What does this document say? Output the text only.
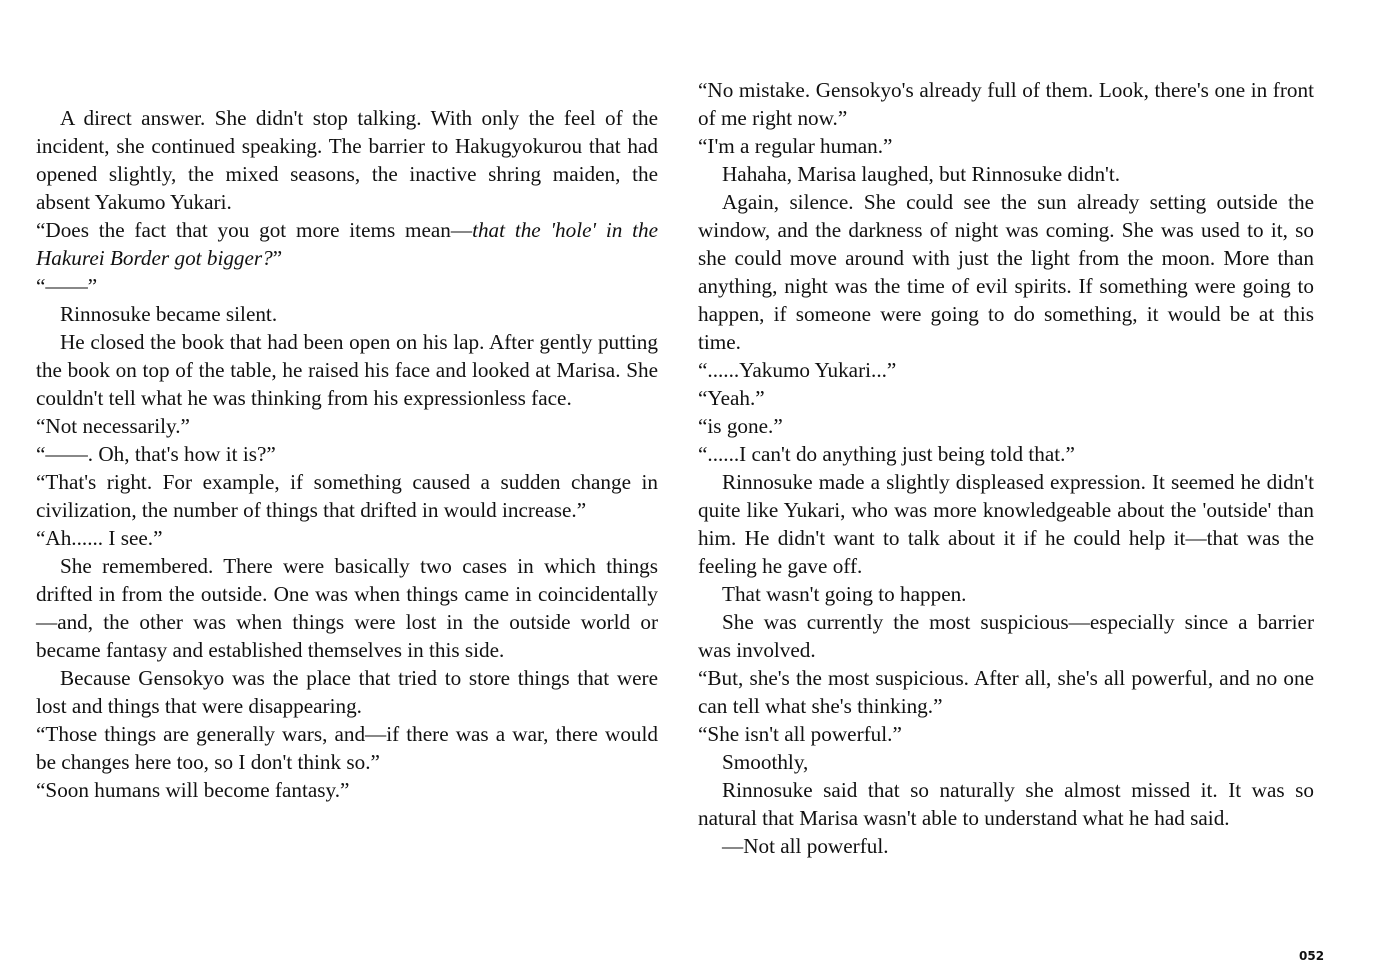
A direct answer. She didn't stop talking. With only the feel of the incident, she continued speaking. The barrier to Hakugyokurou that had opened slightly, the mixed seasons, the inactive shring maiden, the absent Yakumo Yukari.

“Does the fact that you got more items mean—that the 'hole' in the Hakurei Border got bigger?”

“——”

Rinnosuke became silent.

He closed the book that had been open on his lap. After gently putting the book on top of the table, he raised his face and looked at Marisa. She couldn't tell what he was thinking from his expressionless face.

“Not necessarily.”

“——. Oh, that's how it is?”

“That's right. For example, if something caused a sudden change in civilization, the number of things that drifted in would increase.”

“Ah...... I see.”

She remembered. There were basically two cases in which things drifted in from the outside. One was when things came in coincidentally—and, the other was when things were lost in the outside world or became fantasy and established themselves in this side.

Because Gensokyo was the place that tried to store things that were lost and things that were disappearing.

“Those things are generally wars, and—if there was a war, there would be changes here too, so I don't think so.”

“Soon humans will become fantasy.”

“No mistake. Gensokyo's already full of them. Look, there's one in front of me right now.”

“I'm a regular human.”

Hahaha, Marisa laughed, but Rinnosuke didn't.

Again, silence. She could see the sun already setting outside the window, and the darkness of night was coming. She was used to it, so she could move around with just the light from the moon. More than anything, night was the time of evil spirits. If something were going to happen, if someone were going to do something, it would be at this time.

“......Yakumo Yukari...”

“Yeah.”

“is gone.”

“......I can't do anything just being told that.”

Rinnosuke made a slightly displeased expression. It seemed he didn't quite like Yukari, who was more knowledgeable about the 'outside' than him. He didn't want to talk about it if he could help it—that was the feeling he gave off.

That wasn't going to happen.

She was currently the most suspicious—especially since a barrier was involved.

“But, she's the most suspicious. After all, she's all powerful, and no one can tell what she's thinking.”

“She isn't all powerful.”

Smoothly,

Rinnosuke said that so naturally she almost missed it. It was so natural that Marisa wasn't able to understand what he had said.

—Not all powerful.

052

+--

### JOB
Pick out and copy the lines of the material that include the word "Yakumo".

### OUTPUT BELOW
A direct answer. She didn't stop talking. With only the feel of the incident, she continued speaking. The barrier to Hakugyokurou that had opened slightly, the mixed seasons, the inactive shring maiden, the absent Yakumo Yukari.
“......Yakumo Yukari...”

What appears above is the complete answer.